* _SCHRIFTELIJKE OPDRACHT 1_
Beantwoord aan de hand van de verstrekte passage de volgende vragen:
(a) Welke bepaling van richtlijn 94/19 wordt in onderdeel A in het bijzonder vermeld?
(b) Welke maatregel wordt in onderdeel B uitdrukkelijk genoemd onder de door de centrale bank bevolen prudentiële maatregelen?
(c) Welke bepaling van het VWEU wordt in onderdeel C genoemd?
* _SCHRIFTELIJKE OPDRACHT 2_
Leg in één tot drie zinnen uit waaruit volgens de inleidende zin van de verstrekte passage de in de onderdelen A tot en met C bedoelde gevolgtrekkingen zouden voortvloeien.
* _SCHRIFTELIJKE OPDRACHT 3_
Citeer letterlijk het gedeelte van de verstrekte passage vanaf "het bepaalde in" tot en met "ruim worden uitgelegd?".

* _VERSTREKTE PASSAGE_
+++++
Volgt uit de arresten van het Hof van Justitie van de Europese Unie van 12 oktober 2004, Paul e.a. (C-222/02, EU:C:2004:606, punten 38, 39, 43 en 49-51), 5 maart 1996, Brasserie du Pêcheur en Factortame (C-46/93 en C-48/93, EU:C:1996:79, punten 42 en 51), 15 juni 2000 (Dorsch Consult/Raad en Commissie (C-237/98 P, EU:C:2000:321, punt 19), en 2 december 1971, Zuckerfabrik Schöppenstedt/Raad (5/71, EU:C:1971:116, punt 11), en uit de huidige stand van het voor het hoofdgeding relevante Unierecht, dat:

A)

het bepaalde in richtlijn 94/19, en in het bijzonder artikel 7, lid 6, ervan, deposanten het recht verleent om schadeloosstelling te vorderen van een lidstaat wegens gebrekkig toezicht op de kredietinstelling die hun deposito’s beheert, en is dit recht beperkt tot het gegarandeerde depositobedrag of moet het begrip „schadeloosstelling” in deze bepaling ruim worden uitgelegd?

B)

de door de centrale bank van een lidstaat bevolen prudentiële maatregelen ter sanering van een kredietinstelling als die in het hoofdgeding, waaronder de opschorting van betalingen, zoals in het bijzonder voorzien in artikel 2, zevende streepje, van richtlijn 2001/24/EG (3), neerkomen op een ongerechtvaardigde en onevenredige inbreuk op het eigendomsrecht van de deposanten die leidt tot niet-contractuele aansprakelijkheid voor schade wegens schending van het Unierecht, terwijl het recht van de betrokken lidstaat, volgens artikel 116, lid 5, van de wet op de kredietinstellingen alsmede artikel 4, lid 2, punt 1, en artikel 94, lid 1, punt 4, van de wet inzake insolventie van banken erin voorziet dat tijdens de looptijd van de maatregelen contractuele rente wordt berekend en dat de vorderingen die het gegarandeerde depositobedrag overstijgen in de algemene insolventieprocedure kunnen worden gehonoreerd, en hierover rente kan worden uitgekeerd?

C)

de in het nationale recht van een lidstaat vastgestelde voorwaarden voor de niet-contractuele aansprakelijkheid voor schade die is veroorzaakt door het handelen en nalaten bij de uitoefening van de toezichtbevoegdheden door de centrale bank van een lidstaat die binnen de werkingssfeer van artikel 65, lid 1, onder b), VWEU vallen, niet in strijd mogen zijn met de krachtens het Unierecht geldende voorwaarden en beginselen met betrekking tot deze aansprakelijkheid, en meer concreet met: het beginsel dat de vordering tot schadeloosstelling autonoom is ten opzichte van de vordering tot nietigverklaring en de vastgestelde ontoelaatbaarheid van een voorwaarde naar nationaal recht volgens welke een rechtshandeling of het nalaten ervan, waarvoor schadeloosstelling wordt gevorderd, voordien nietig moet zijn verklaard; de ontoelaatbaarheid van een voorwaarde naar nationaal recht inzake begane fouten of vergissingen door autoriteiten of ambtenaren uit hoofde waarvan schadeloosstelling wordt gevorderd; de voorwaarde voor het instellen van vorderingen tot schadeloosstelling voor materiële schade, dat de verzoeker op het tijdstip van instelling van het beroep een reële en zekere schade moet hebben geleden?
+++++
* _VERSTREKT MATERIAAL_
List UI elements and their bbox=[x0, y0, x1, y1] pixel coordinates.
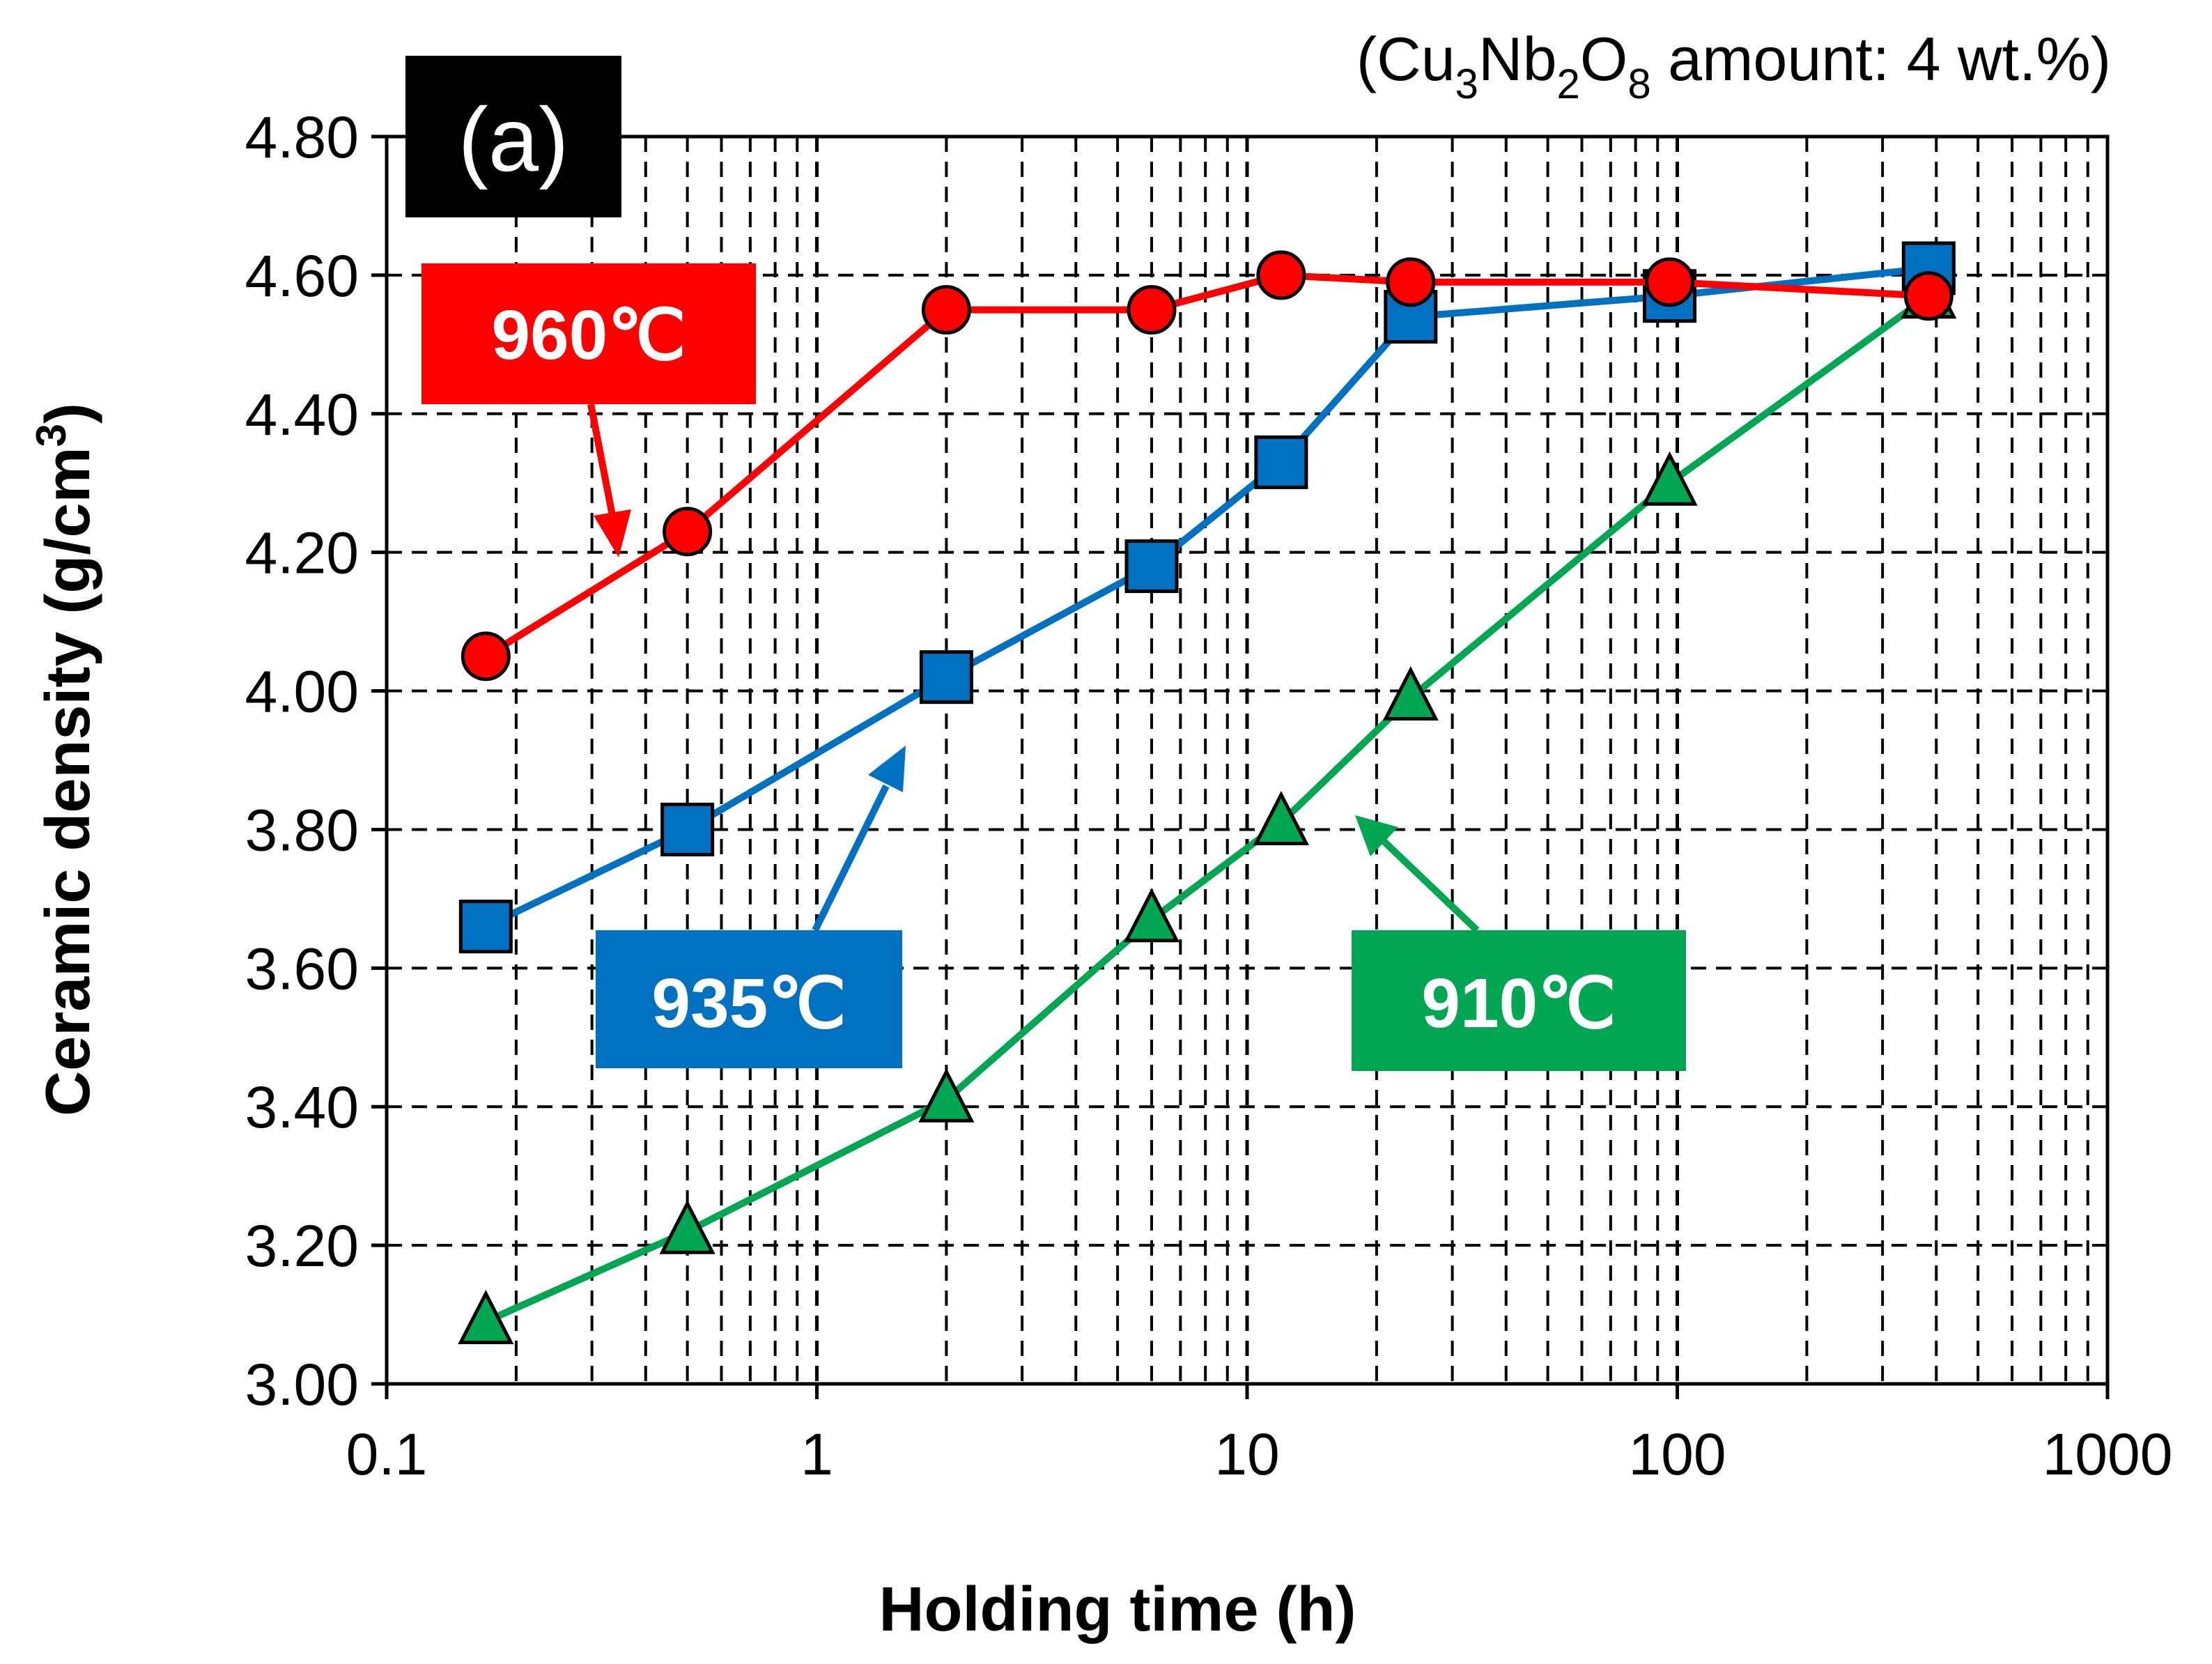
+++++
* _EINDRESULTAAT 1_
(a) Artikel 7, lid 6, van richtlijn 94/19.
(b) De opschorting van betalingen.
(c) Artikel 65, lid 1, onder b), VWEU.

* _EINDRESULTAAT 2_
Volgens de inleidende zin zouden zij voortvloeien uit vier arresten van het Hof van Justitie van de Europese Unie: Paul e.a. van 12 oktober 2004, Brasserie du Pêcheur en Factortame van 5 maart 1996, Dorsch Consult/Raad en Commissie van 15 juni 2000 en Zuckerfabrik Schöppenstedt/Raad van 2 december 1971. Daarnaast zouden zij voortvloeien uit de huidige stand van het voor het hoofdgeding relevante Unierecht.

* _EINDRESULTAAT 3_
het bepaalde in richtlijn 94/19, en in het bijzonder artikel 7, lid 6, ervan, deposanten het recht verleent om schadeloosstelling te vorderen van een lidstaat wegens gebrekkig toezicht op de kredietinstelling die hun deposito’s beheert, en is dit recht beperkt tot het gegarandeerde depositobedrag of moet het begrip „schadeloosstelling” in deze bepaling ruim worden uitgelegd?